──────── Material supplied ────────

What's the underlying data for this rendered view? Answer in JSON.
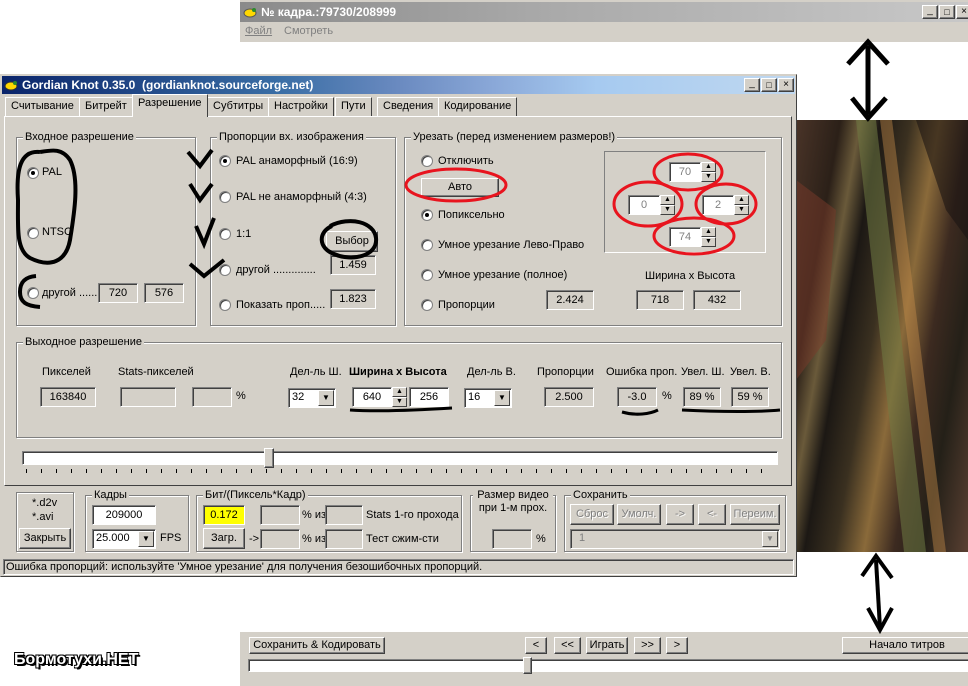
{
  "viewer": {
    "title": "№ кадра.:79730/208999",
    "menu": [
      "Файл",
      "Смотреть"
    ],
    "buttons": {
      "save_encode": "Сохранить & Кодировать",
      "prev": "<",
      "prev_fast": "<<",
      "play": "Играть",
      "next_fast": ">>",
      "next": ">",
      "credits": "Начало титров"
    }
  },
  "gk": {
    "title": "Gordian Knot 0.35.0  (gordianknot.sourceforge.net)",
    "tabs": [
      "Считывание",
      "Битрейт",
      "Разрешение",
      "Субтитры",
      "Настройки",
      "Пути",
      "Сведения",
      "Кодирование"
    ],
    "input_res": {
      "title": "Входное разрешение",
      "pal": "PAL",
      "ntsc": "NTSC",
      "other": "другой ......",
      "width": "720",
      "height": "576"
    },
    "aspect": {
      "title": "Пропорции вх. изображения",
      "pal_anamorphic": "PAL анаморфный (16:9)",
      "pal_non": "PAL не анаморфный (4:3)",
      "one_one": "1:1",
      "choose": "Выбор",
      "other": "другой ..............",
      "other_value": "1.459",
      "show": "Показать проп.....",
      "show_value": "1.823"
    },
    "crop": {
      "title": "Урезать (перед изменением размеров!)",
      "off": "Отключить",
      "auto": "Авто",
      "pixel": "Попиксельно",
      "smart_lr": "Умное урезание Лево-Право",
      "smart_full": "Умное урезание (полное)",
      "aspect": "Пропорции",
      "aspect_value": "2.424",
      "top": "70",
      "left": "0",
      "right": "2",
      "bottom": "74",
      "wh_label": "Ширина х Высота",
      "width": "718",
      "height": "432"
    },
    "output": {
      "title": "Выходное разрешение",
      "pixels_label": "Пикселей",
      "pixels": "163840",
      "stats_label": "Stats-пикселей",
      "pct": "%",
      "div_w_label": "Дел-ль Ш.",
      "div_w": "32",
      "wh_label": "Ширина х Высота",
      "width": "640",
      "height": "256",
      "div_h_label": "Дел-ль В.",
      "div_h": "16",
      "aspect_label": "Пропорции",
      "aspect": "2.500",
      "err_label": "Ошибка проп.",
      "err": "-3.0",
      "err_pct": "%",
      "zoom_w_label": "Увел. Ш.",
      "zoom_w": "89 %",
      "zoom_h_label": "Увел. В.",
      "zoom_h": "59 %"
    },
    "slider_value": 0.325,
    "bottom": {
      "d2v": "*.d2v",
      "avi": "*.avi",
      "close": "Закрыть",
      "frames_title": "Кадры",
      "frames": "209000",
      "fps": "25.000",
      "fps_label": "FPS",
      "bpp_title": "Бит/(Пиксель*Кадр)",
      "bpp": "0.172",
      "pct_of": "% из",
      "stats1": "Stats 1-го прохода",
      "load": "Загр.",
      "arrow": "->",
      "test": "Тест сжим-сти",
      "size_title": "Размер видео при 1-м прох.",
      "size_pct": "%",
      "save_title": "Сохранить",
      "reset": "Сброс",
      "default": "Умолч.",
      "right": "->",
      "left": "<-",
      "rename": "Переим.",
      "slot": "1"
    },
    "status": "Ошибка пропорций: используйте 'Умное урезание' для получения безошибочных пропорций."
  },
  "watermark": "Бормотухи.НЕТ",
  "colors": {
    "titlebar_gradient": [
      "#0a246a",
      "#a6caf0"
    ],
    "bpp_highlight": "#ffff00",
    "annotation_red": "#e8141e",
    "annotation_black": "#000000"
  }
}
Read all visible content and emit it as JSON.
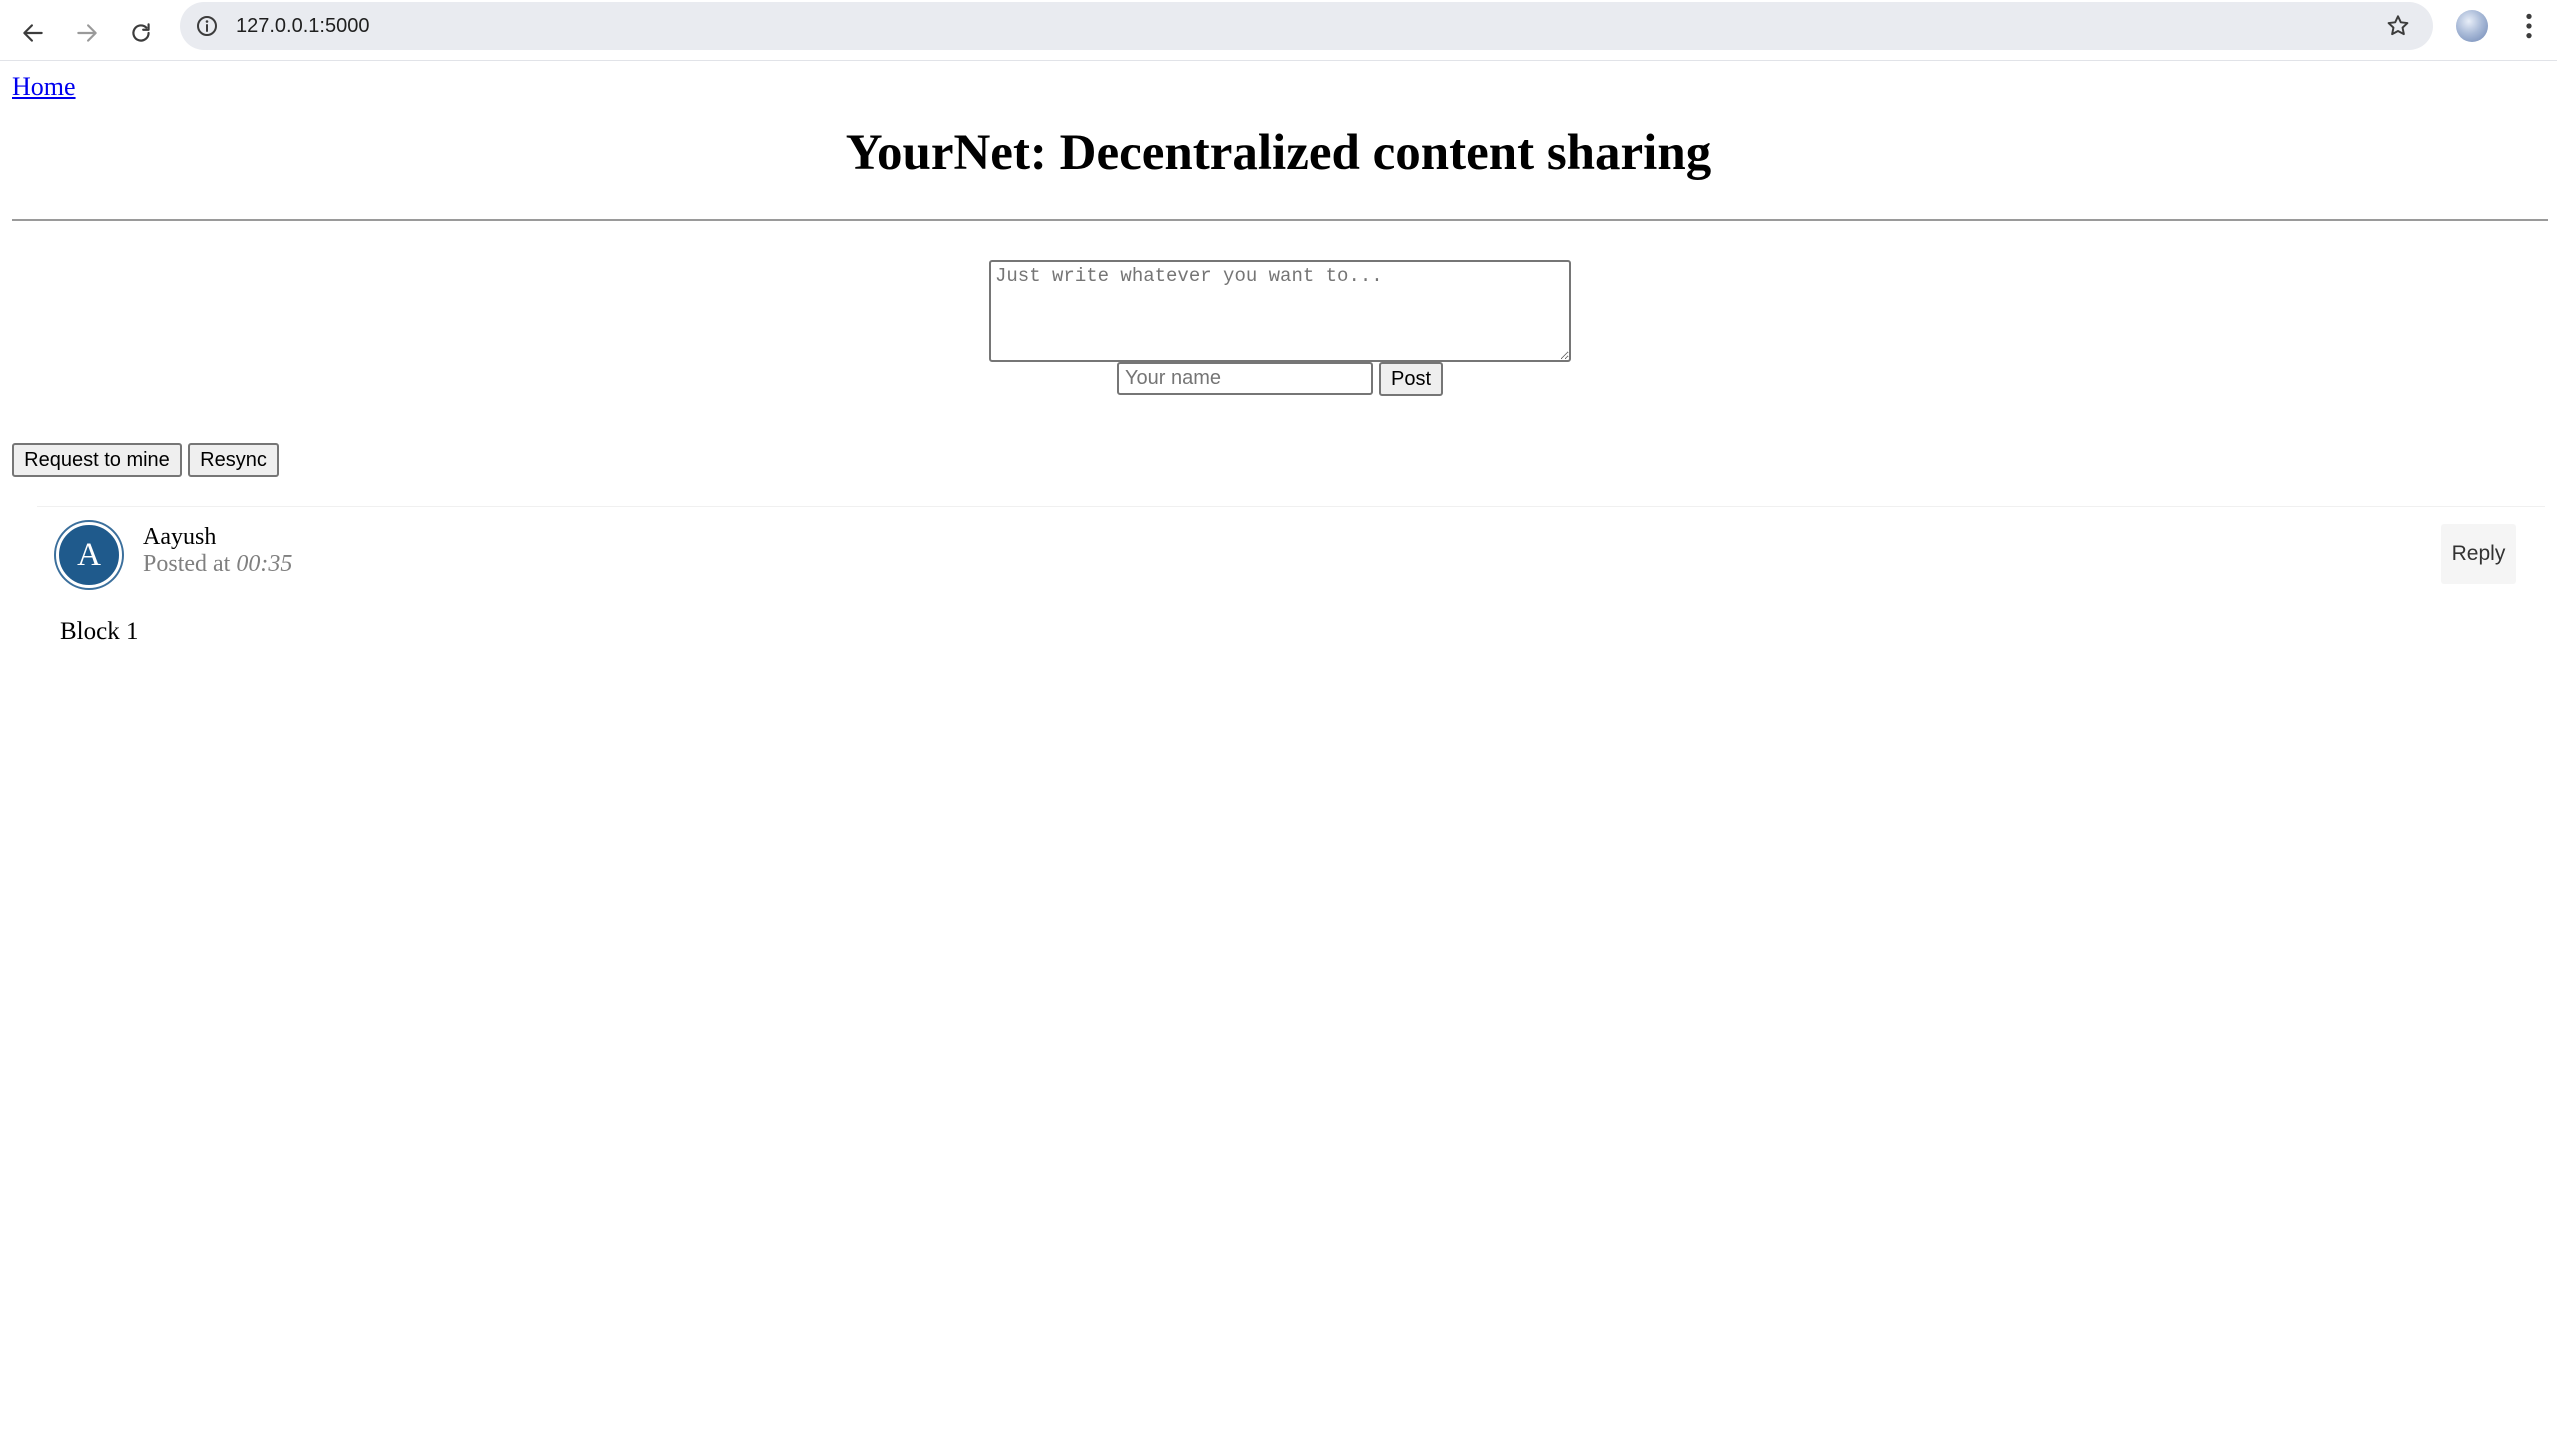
{
  "browser": {
    "url": "127.0.0.1:5000"
  },
  "nav": {
    "home_label": "Home"
  },
  "header": {
    "title": "YourNet: Decentralized content sharing"
  },
  "composer": {
    "text_placeholder": "Just write whatever you want to...",
    "text_value": "",
    "name_placeholder": "Your name",
    "name_value": "",
    "post_label": "Post"
  },
  "actions": {
    "request_mine_label": "Request to mine",
    "resync_label": "Resync"
  },
  "posts": [
    {
      "avatar_letter": "A",
      "author": "Aayush",
      "posted_at_label": "Posted at",
      "time": "00:35",
      "reply_label": "Reply",
      "body": "Block 1"
    }
  ],
  "colors": {
    "avatar_bg": "#1f5a8c",
    "link": "#0000ee"
  }
}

────────

What this task involves - Each line in the listing above that contains "урезание" should be copied.

Task output -
      "smart_lr": "Умное урезание Лево-Право",
      "smart_full": "Умное урезание (полное)",
    "status": "Ошибка пропорций: используйте 'Умное урезание' для получения безошибочных пропорций."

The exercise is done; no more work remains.